**What you will do**. State how many lines of the data contain the word "mercredis", and write nothing besides the number.

**Material for this task**.
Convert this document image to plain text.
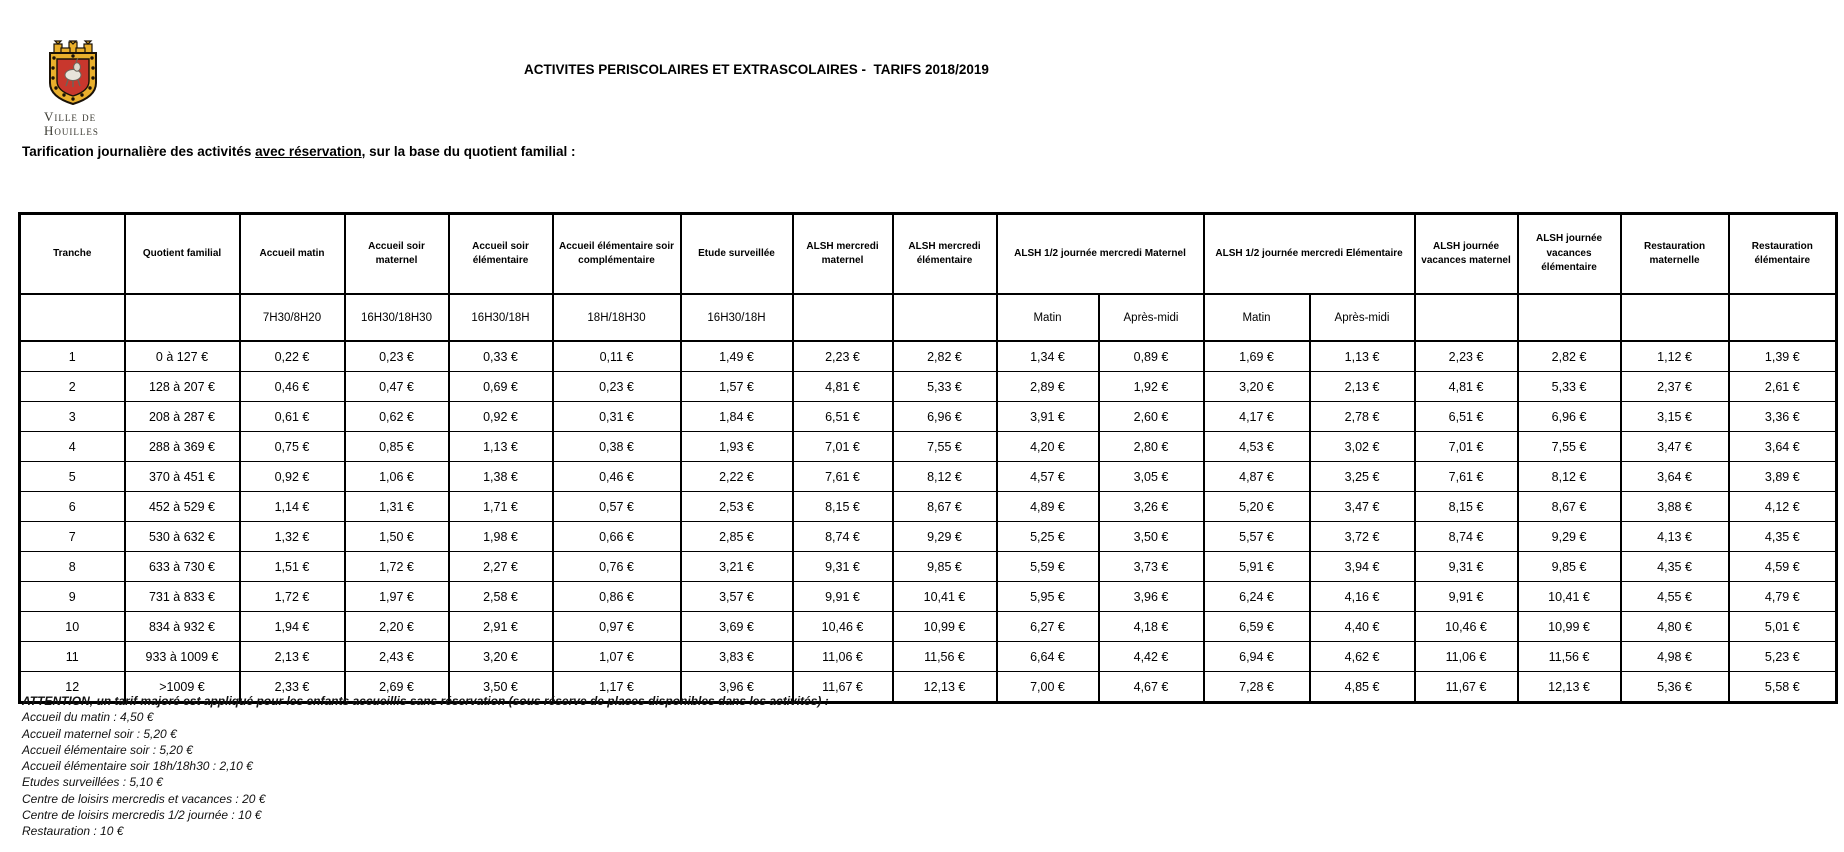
Ville de
Houilles
ACTIVITES PERISCOLAIRES ET EXTRASCOLAIRES -  TARIFS 2018/2019
Tarification journalière des activités avec réservation, sur la base du quotient familial :
Tranche	Quotient familial	Accueil matin	Accueil soir maternel	Accueil soir élémentaire	Accueil élémentaire soir complémentaire	Etude surveillée	ALSH mercredi maternel	ALSH mercredi élémentaire	ALSH 1/2 journée mercredi Maternel		ALSH 1/2 journée mercredi Elémentaire		ALSH journée vacances maternel	ALSH journée vacances élémentaire	Restauration maternelle	Restauration élémentaire
		7H30/8H20	16H30/18H30	16H30/18H	18H/18H30	16H30/18H			Matin	Après-midi	Matin	Après-midi				
1	0 à 127 €	0,22 €	0,23 €	0,33 €	0,11 €	1,49 €	2,23 €	2,82 €	1,34 €	0,89 €	1,69 €	1,13 €	2,23 €	2,82 €	1,12 €	1,39 €
2	128 à 207 €	0,46 €	0,47 €	0,69 €	0,23 €	1,57 €	4,81 €	5,33 €	2,89 €	1,92 €	3,20 €	2,13 €	4,81 €	5,33 €	2,37 €	2,61 €
3	208 à 287 €	0,61 €	0,62 €	0,92 €	0,31 €	1,84 €	6,51 €	6,96 €	3,91 €	2,60 €	4,17 €	2,78 €	6,51 €	6,96 €	3,15 €	3,36 €
4	288 à 369 €	0,75 €	0,85 €	1,13 €	0,38 €	1,93 €	7,01 €	7,55 €	4,20 €	2,80 €	4,53 €	3,02 €	7,01 €	7,55 €	3,47 €	3,64 €
5	370 à 451 €	0,92 €	1,06 €	1,38 €	0,46 €	2,22 €	7,61 €	8,12 €	4,57 €	3,05 €	4,87 €	3,25 €	7,61 €	8,12 €	3,64 €	3,89 €
6	452 à 529 €	1,14 €	1,31 €	1,71 €	0,57 €	2,53 €	8,15 €	8,67 €	4,89 €	3,26 €	5,20 €	3,47 €	8,15 €	8,67 €	3,88 €	4,12 €
7	530 à 632 €	1,32 €	1,50 €	1,98 €	0,66 €	2,85 €	8,74 €	9,29 €	5,25 €	3,50 €	5,57 €	3,72 €	8,74 €	9,29 €	4,13 €	4,35 €
8	633 à 730 €	1,51 €	1,72 €	2,27 €	0,76 €	3,21 €	9,31 €	9,85 €	5,59 €	3,73 €	5,91 €	3,94 €	9,31 €	9,85 €	4,35 €	4,59 €
9	731 à 833 €	1,72 €	1,97 €	2,58 €	0,86 €	3,57 €	9,91 €	10,41 €	5,95 €	3,96 €	6,24 €	4,16 €	9,91 €	10,41 €	4,55 €	4,79 €
10	834 à 932 €	1,94 €	2,20 €	2,91 €	0,97 €	3,69 €	10,46 €	10,99 €	6,27 €	4,18 €	6,59 €	4,40 €	10,46 €	10,99 €	4,80 €	5,01 €
11	933 à 1009 €	2,13 €	2,43 €	3,20 €	1,07 €	3,83 €	11,06 €	11,56 €	6,64 €	4,42 €	6,94 €	4,62 €	11,06 €	11,56 €	4,98 €	5,23 €
12	>1009 €	2,33 €	2,69 €	3,50 €	1,17 €	3,96 €	11,67 €	12,13 €	7,00 €	4,67 €	7,28 €	4,85 €	11,67 €	12,13 €	5,36 €	5,58 €
ATTENTION, un tarif majoré est appliqué pour les enfants accueillis sans réservation (sous réserve de places disponibles dans les activités) :
Accueil du matin : 4,50 €
Accueil maternel soir : 5,20 €
Accueil élémentaire soir : 5,20 €
Accueil élémentaire soir 18h/18h30 : 2,10 €
Etudes surveillées : 5,10 €
Centre de loisirs mercredis et vacances : 20 €
Centre de loisirs mercredis 1/2 journée : 10 €
Restauration : 10 €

**Correct result**. 2